Material for this exercise:
● ● ● ●
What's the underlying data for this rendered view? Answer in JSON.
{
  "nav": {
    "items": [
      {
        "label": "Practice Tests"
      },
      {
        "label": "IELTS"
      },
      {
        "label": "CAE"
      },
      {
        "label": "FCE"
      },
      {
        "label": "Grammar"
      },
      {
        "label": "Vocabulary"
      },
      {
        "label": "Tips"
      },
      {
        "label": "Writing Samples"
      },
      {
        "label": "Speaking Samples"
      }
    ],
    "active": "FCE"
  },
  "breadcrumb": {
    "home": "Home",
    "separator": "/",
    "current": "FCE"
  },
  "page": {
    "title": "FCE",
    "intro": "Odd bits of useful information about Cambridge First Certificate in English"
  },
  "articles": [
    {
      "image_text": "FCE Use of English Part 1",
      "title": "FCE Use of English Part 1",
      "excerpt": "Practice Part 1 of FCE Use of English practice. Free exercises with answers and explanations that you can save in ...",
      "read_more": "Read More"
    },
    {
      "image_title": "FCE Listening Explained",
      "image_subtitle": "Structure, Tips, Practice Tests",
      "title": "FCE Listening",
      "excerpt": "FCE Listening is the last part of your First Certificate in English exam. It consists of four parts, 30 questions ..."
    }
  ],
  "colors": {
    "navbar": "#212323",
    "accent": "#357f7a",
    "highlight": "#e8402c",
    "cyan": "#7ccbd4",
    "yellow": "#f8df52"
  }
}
● ● ● ●
Task statement: Reproduce each line of the material containing the word "label".

Solution below:
        "label": "Practice Tests"
        "label": "IELTS"
        "label": "CAE"
        "label": "FCE"
        "label": "Grammar"
        "label": "Vocabulary"
        "label": "Tips"
        "label": "Writing Samples"
        "label": "Speaking Samples"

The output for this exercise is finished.